Dataset records:
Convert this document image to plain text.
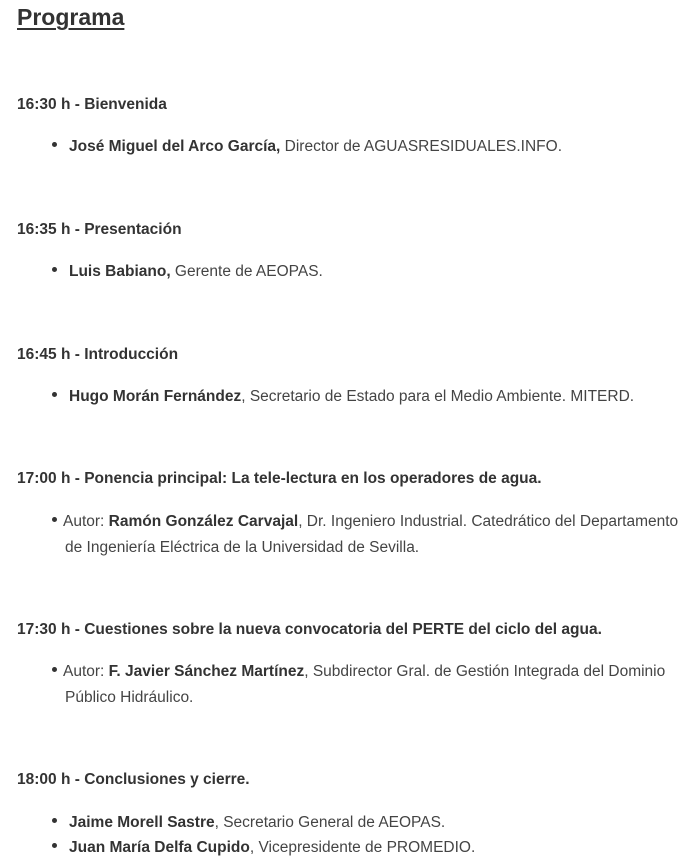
Programa
16:30 h - Bienvenida
José Miguel del Arco García, Director de AGUASRESIDUALES.INFO.
16:35 h - Presentación
Luis Babiano, Gerente de AEOPAS.
16:45 h - Introducción
Hugo Morán Fernández, Secretario de Estado para el Medio Ambiente. MITERD.
17:00 h - Ponencia principal: La tele-lectura en los operadores de agua.
Autor: Ramón González Carvajal, Dr. Ingeniero Industrial. Catedrático del Departamento de Ingeniería Eléctrica de la Universidad de Sevilla.
17:30 h - Cuestiones sobre la nueva convocatoria del PERTE del ciclo del agua.
Autor: F. Javier Sánchez Martínez, Subdirector Gral. de Gestión Integrada del Dominio Público Hidráulico.
18:00 h - Conclusiones y cierre.
Jaime Morell Sastre, Secretario General de AEOPAS.
Juan María Delfa Cupido, Vicepresidente de PROMEDIO.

Work to be completed
From the records given above, reproduce all text exactly and exclude each picture.

Reply
Convert this document image to plain text.
Programa
16:30 h - Bienvenida
José Miguel del Arco García, Director de AGUASRESIDUALES.INFO.
16:35 h - Presentación
Luis Babiano, Gerente de AEOPAS.
16:45 h - Introducción
Hugo Morán Fernández, Secretario de Estado para el Medio Ambiente. MITERD.
17:00 h - Ponencia principal: La tele-lectura en los operadores de agua.
Autor: Ramón González Carvajal, Dr. Ingeniero Industrial. Catedrático del Departamento de Ingeniería Eléctrica de la Universidad de Sevilla.
17:30 h - Cuestiones sobre la nueva convocatoria del PERTE del ciclo del agua.
Autor: F. Javier Sánchez Martínez, Subdirector Gral. de Gestión Integrada del Dominio Público Hidráulico.
18:00 h - Conclusiones y cierre.
Jaime Morell Sastre, Secretario General de AEOPAS.
Juan María Delfa Cupido, Vicepresidente de PROMEDIO.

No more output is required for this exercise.